» Work instructions: Write the records below out in full, character for character, with no pictures.

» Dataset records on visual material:
*-*-*

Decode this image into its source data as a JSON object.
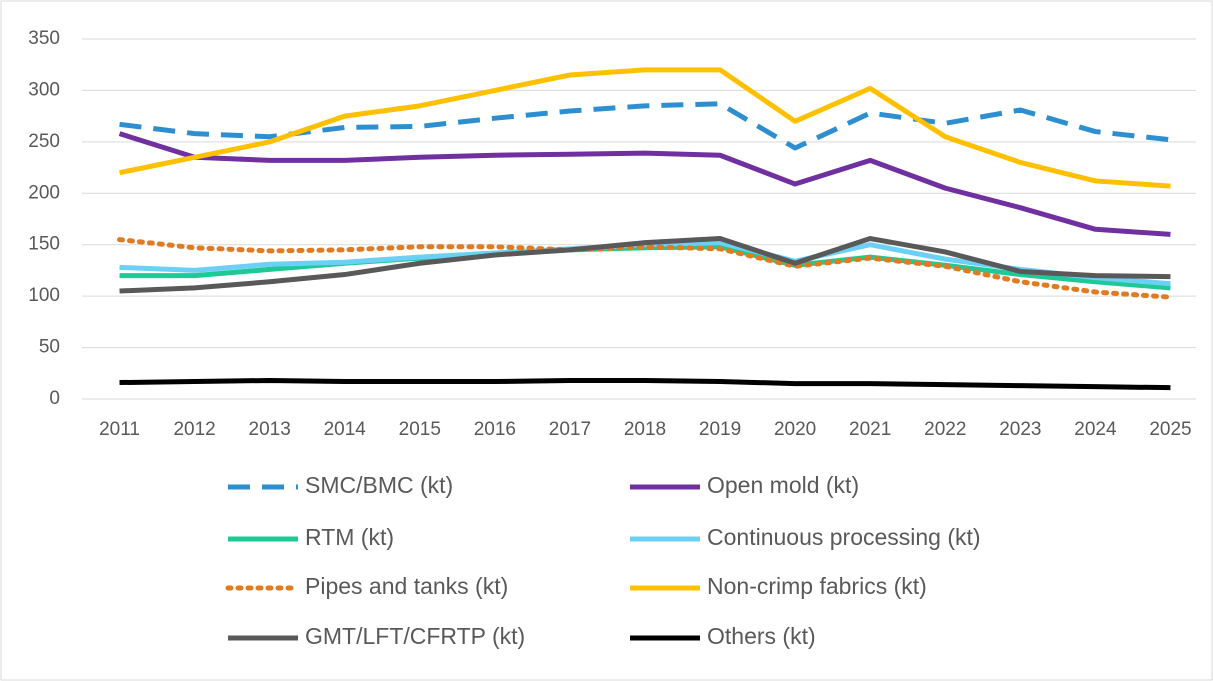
{
  "chart_data": {
    "type": "line",
    "categories": [
      "2011",
      "2012",
      "2013",
      "2014",
      "2015",
      "2016",
      "2017",
      "2018",
      "2019",
      "2020",
      "2021",
      "2022",
      "2023",
      "2024",
      "2025"
    ],
    "ylim": [
      0,
      350
    ],
    "yticks": [
      0,
      50,
      100,
      150,
      200,
      250,
      300,
      350
    ],
    "grid": true,
    "legend": "bottom",
    "series": [
      {
        "name": "SMC/BMC (kt)",
        "color": "#2e8fd0",
        "style": "dash",
        "values": [
          267,
          258,
          255,
          264,
          265,
          273,
          280,
          285,
          287,
          244,
          278,
          268,
          281,
          260,
          252
        ]
      },
      {
        "name": "Open mold (kt)",
        "color": "#7030a0",
        "style": "solid",
        "values": [
          258,
          235,
          232,
          232,
          235,
          237,
          238,
          239,
          237,
          209,
          232,
          205,
          186,
          165,
          160
        ]
      },
      {
        "name": "RTM (kt)",
        "color": "#1fc995",
        "style": "solid",
        "values": [
          120,
          120,
          126,
          132,
          137,
          141,
          145,
          147,
          148,
          130,
          138,
          130,
          121,
          114,
          108
        ]
      },
      {
        "name": "Continuous processing (kt)",
        "color": "#6ccff6",
        "style": "solid",
        "values": [
          128,
          125,
          131,
          133,
          138,
          142,
          146,
          150,
          152,
          134,
          150,
          136,
          126,
          118,
          112
        ]
      },
      {
        "name": "Pipes and tanks (kt)",
        "color": "#e07b22",
        "style": "dot",
        "values": [
          155,
          147,
          144,
          145,
          148,
          148,
          145,
          148,
          146,
          129,
          137,
          129,
          114,
          104,
          99
        ]
      },
      {
        "name": "Non-crimp fabrics (kt)",
        "color": "#ffc000",
        "style": "solid",
        "values": [
          220,
          235,
          250,
          275,
          285,
          300,
          315,
          320,
          320,
          270,
          302,
          255,
          230,
          212,
          207
        ]
      },
      {
        "name": "GMT/LFT/CFRTP (kt)",
        "color": "#595959",
        "style": "solid",
        "values": [
          105,
          108,
          114,
          121,
          132,
          140,
          145,
          152,
          156,
          132,
          156,
          143,
          124,
          120,
          119
        ]
      },
      {
        "name": "Others (kt)",
        "color": "#000000",
        "style": "solid",
        "values": [
          16,
          17,
          18,
          17,
          17,
          17,
          18,
          18,
          17,
          15,
          15,
          14,
          13,
          12,
          11
        ]
      }
    ]
  }
}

*-*-*

» Written reply:
Decode this image into its source data as a JSON object.
{
  "chart_data": {
    "type": "line",
    "categories": [
      "2011",
      "2012",
      "2013",
      "2014",
      "2015",
      "2016",
      "2017",
      "2018",
      "2019",
      "2020",
      "2021",
      "2022",
      "2023",
      "2024",
      "2025"
    ],
    "ylim": [
      0,
      350
    ],
    "yticks": [
      0,
      50,
      100,
      150,
      200,
      250,
      300,
      350
    ],
    "grid": true,
    "legend": "bottom",
    "series": [
      {
        "name": "SMC/BMC (kt)",
        "color": "#2e8fd0",
        "style": "dash",
        "values": [
          267,
          258,
          255,
          264,
          265,
          273,
          280,
          285,
          287,
          244,
          278,
          268,
          281,
          260,
          252
        ]
      },
      {
        "name": "Open mold (kt)",
        "color": "#7030a0",
        "style": "solid",
        "values": [
          258,
          235,
          232,
          232,
          235,
          237,
          238,
          239,
          237,
          209,
          232,
          205,
          186,
          165,
          160
        ]
      },
      {
        "name": "RTM (kt)",
        "color": "#1fc995",
        "style": "solid",
        "values": [
          120,
          120,
          126,
          132,
          137,
          141,
          145,
          147,
          148,
          130,
          138,
          130,
          121,
          114,
          108
        ]
      },
      {
        "name": "Continuous processing (kt)",
        "color": "#6ccff6",
        "style": "solid",
        "values": [
          128,
          125,
          131,
          133,
          138,
          142,
          146,
          150,
          152,
          134,
          150,
          136,
          126,
          118,
          112
        ]
      },
      {
        "name": "Pipes and tanks (kt)",
        "color": "#e07b22",
        "style": "dot",
        "values": [
          155,
          147,
          144,
          145,
          148,
          148,
          145,
          148,
          146,
          129,
          137,
          129,
          114,
          104,
          99
        ]
      },
      {
        "name": "Non-crimp fabrics (kt)",
        "color": "#ffc000",
        "style": "solid",
        "values": [
          220,
          235,
          250,
          275,
          285,
          300,
          315,
          320,
          320,
          270,
          302,
          255,
          230,
          212,
          207
        ]
      },
      {
        "name": "GMT/LFT/CFRTP (kt)",
        "color": "#595959",
        "style": "solid",
        "values": [
          105,
          108,
          114,
          121,
          132,
          140,
          145,
          152,
          156,
          132,
          156,
          143,
          124,
          120,
          119
        ]
      },
      {
        "name": "Others (kt)",
        "color": "#000000",
        "style": "solid",
        "values": [
          16,
          17,
          18,
          17,
          17,
          17,
          18,
          18,
          17,
          15,
          15,
          14,
          13,
          12,
          11
        ]
      }
    ]
  }
}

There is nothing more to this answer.